[Data extracted from a collection]
▼▼▼
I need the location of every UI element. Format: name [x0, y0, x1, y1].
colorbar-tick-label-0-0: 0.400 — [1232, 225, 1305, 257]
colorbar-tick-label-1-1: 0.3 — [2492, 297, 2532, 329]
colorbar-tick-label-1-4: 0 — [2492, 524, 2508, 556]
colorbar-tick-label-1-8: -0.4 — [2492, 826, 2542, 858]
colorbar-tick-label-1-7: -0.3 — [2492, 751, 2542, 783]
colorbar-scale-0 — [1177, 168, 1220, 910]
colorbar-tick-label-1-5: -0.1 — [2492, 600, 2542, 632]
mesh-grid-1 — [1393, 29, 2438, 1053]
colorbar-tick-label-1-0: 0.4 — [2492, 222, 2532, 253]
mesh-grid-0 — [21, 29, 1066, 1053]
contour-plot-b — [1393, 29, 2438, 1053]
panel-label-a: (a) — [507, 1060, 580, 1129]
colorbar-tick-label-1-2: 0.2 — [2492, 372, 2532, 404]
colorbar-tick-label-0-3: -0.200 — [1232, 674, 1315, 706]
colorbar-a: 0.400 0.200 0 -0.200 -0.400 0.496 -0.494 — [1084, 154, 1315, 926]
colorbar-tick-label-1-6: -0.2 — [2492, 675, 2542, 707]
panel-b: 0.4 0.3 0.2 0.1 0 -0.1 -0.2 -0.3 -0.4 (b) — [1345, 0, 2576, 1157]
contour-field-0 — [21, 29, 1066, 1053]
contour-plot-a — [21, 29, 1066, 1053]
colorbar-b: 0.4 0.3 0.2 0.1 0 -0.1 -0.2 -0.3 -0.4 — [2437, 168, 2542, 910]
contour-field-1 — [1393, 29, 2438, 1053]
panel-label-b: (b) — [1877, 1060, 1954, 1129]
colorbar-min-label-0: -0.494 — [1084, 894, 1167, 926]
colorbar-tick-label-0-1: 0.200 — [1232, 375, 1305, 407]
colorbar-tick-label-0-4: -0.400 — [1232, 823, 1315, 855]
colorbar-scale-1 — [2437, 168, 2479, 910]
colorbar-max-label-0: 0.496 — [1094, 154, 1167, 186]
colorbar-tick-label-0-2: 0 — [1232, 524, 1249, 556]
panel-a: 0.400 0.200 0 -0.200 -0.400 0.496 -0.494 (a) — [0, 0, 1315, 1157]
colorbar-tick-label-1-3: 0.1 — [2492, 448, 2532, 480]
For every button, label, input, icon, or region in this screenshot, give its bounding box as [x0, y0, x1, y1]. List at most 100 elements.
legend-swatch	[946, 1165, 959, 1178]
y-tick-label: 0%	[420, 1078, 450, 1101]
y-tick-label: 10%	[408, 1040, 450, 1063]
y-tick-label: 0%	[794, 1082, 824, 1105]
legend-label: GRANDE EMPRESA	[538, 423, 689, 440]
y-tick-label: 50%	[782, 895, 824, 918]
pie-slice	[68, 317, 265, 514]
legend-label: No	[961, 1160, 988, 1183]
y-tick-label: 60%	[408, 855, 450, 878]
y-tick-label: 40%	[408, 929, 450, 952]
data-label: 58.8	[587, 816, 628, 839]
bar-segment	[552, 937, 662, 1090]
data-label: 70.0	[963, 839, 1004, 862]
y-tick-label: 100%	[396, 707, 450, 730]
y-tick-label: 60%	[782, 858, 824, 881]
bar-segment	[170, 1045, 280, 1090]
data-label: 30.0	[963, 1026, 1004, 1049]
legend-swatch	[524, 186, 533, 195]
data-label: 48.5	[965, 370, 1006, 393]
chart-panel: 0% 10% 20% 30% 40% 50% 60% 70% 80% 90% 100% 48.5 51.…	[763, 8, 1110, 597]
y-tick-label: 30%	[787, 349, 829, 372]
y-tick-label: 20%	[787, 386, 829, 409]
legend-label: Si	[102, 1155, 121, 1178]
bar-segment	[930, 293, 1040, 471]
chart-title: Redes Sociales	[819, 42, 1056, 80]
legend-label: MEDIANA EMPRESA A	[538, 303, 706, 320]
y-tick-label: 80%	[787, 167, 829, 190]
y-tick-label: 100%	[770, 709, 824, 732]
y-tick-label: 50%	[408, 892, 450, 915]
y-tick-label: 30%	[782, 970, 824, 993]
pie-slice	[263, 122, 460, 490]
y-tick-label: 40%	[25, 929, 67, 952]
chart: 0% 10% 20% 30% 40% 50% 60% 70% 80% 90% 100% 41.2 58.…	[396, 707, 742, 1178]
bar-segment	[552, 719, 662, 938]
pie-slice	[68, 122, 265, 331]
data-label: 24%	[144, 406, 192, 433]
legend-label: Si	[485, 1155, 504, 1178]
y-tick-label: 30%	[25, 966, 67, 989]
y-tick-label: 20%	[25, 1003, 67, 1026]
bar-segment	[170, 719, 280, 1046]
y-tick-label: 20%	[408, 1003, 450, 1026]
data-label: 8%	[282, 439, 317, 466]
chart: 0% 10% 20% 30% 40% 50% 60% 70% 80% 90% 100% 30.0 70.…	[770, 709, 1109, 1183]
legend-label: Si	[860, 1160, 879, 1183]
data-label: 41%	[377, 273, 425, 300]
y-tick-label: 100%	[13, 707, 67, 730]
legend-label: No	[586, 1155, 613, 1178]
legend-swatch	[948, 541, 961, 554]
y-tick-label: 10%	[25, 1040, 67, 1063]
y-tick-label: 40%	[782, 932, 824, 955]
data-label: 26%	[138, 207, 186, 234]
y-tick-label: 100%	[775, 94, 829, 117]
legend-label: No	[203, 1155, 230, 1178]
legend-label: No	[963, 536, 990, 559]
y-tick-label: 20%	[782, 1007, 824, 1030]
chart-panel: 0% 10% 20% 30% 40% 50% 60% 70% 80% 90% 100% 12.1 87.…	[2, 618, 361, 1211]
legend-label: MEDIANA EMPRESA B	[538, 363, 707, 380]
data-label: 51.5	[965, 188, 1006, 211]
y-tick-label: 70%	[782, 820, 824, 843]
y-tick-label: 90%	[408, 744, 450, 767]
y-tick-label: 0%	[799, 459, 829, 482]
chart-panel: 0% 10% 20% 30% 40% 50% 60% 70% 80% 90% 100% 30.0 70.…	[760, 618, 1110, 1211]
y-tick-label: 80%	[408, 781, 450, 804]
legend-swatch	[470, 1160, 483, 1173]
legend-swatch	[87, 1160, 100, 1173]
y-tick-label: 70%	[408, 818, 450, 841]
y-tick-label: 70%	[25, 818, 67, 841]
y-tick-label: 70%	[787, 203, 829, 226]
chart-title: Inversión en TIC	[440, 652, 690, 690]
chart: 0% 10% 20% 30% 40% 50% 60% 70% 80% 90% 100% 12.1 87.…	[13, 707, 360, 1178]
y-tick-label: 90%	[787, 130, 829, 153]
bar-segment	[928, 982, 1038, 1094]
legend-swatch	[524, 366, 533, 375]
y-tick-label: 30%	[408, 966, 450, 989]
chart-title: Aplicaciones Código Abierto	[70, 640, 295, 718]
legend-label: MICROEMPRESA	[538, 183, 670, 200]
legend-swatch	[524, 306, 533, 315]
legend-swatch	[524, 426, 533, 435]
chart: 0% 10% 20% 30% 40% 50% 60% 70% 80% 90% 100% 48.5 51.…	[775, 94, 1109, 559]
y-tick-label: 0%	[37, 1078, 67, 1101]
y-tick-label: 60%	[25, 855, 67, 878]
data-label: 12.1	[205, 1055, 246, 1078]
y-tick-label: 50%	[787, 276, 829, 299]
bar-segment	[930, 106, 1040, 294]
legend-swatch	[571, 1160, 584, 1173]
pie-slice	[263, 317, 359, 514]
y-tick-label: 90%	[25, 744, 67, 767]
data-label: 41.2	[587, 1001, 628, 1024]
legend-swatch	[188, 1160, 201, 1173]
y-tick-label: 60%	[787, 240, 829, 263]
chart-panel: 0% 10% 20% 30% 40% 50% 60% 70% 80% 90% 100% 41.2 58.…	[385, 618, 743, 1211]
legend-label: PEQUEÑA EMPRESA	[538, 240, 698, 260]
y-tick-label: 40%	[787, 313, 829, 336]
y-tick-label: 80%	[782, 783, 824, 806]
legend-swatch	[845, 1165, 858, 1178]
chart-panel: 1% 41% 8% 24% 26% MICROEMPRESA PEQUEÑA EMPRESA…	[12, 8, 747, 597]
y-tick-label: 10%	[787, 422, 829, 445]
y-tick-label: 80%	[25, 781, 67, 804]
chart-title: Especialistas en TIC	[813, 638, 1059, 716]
▲▲▲
Please duplicate the lines of the listing from its start up to and including the line containing "colorbar-min-label-0: -0.494 —".

I need the location of every UI element. Format: name [x0, y0, x1, y1].
colorbar-tick-label-0-0: 0.400 — [1232, 225, 1305, 257]
colorbar-tick-label-1-1: 0.3 — [2492, 297, 2532, 329]
colorbar-tick-label-1-4: 0 — [2492, 524, 2508, 556]
colorbar-tick-label-1-8: -0.4 — [2492, 826, 2542, 858]
colorbar-tick-label-1-7: -0.3 — [2492, 751, 2542, 783]
colorbar-scale-0 — [1177, 168, 1220, 910]
colorbar-tick-label-1-5: -0.1 — [2492, 600, 2542, 632]
mesh-grid-1 — [1393, 29, 2438, 1053]
colorbar-tick-label-1-0: 0.4 — [2492, 222, 2532, 253]
mesh-grid-0 — [21, 29, 1066, 1053]
contour-plot-b — [1393, 29, 2438, 1053]
panel-label-a: (a) — [507, 1060, 580, 1129]
colorbar-tick-label-1-2: 0.2 — [2492, 372, 2532, 404]
colorbar-tick-label-0-3: -0.200 — [1232, 674, 1315, 706]
colorbar-a: 0.400 0.200 0 -0.200 -0.400 0.496 -0.494 — [1084, 154, 1315, 926]
colorbar-tick-label-1-6: -0.2 — [2492, 675, 2542, 707]
panel-b: 0.4 0.3 0.2 0.1 0 -0.1 -0.2 -0.3 -0.4 (b) — [1345, 0, 2576, 1157]
contour-field-0 — [21, 29, 1066, 1053]
contour-plot-a — [21, 29, 1066, 1053]
colorbar-b: 0.4 0.3 0.2 0.1 0 -0.1 -0.2 -0.3 -0.4 — [2437, 168, 2542, 910]
contour-field-1 — [1393, 29, 2438, 1053]
panel-label-b: (b) — [1877, 1060, 1954, 1129]
colorbar-min-label-0: -0.494 — [1084, 894, 1167, 926]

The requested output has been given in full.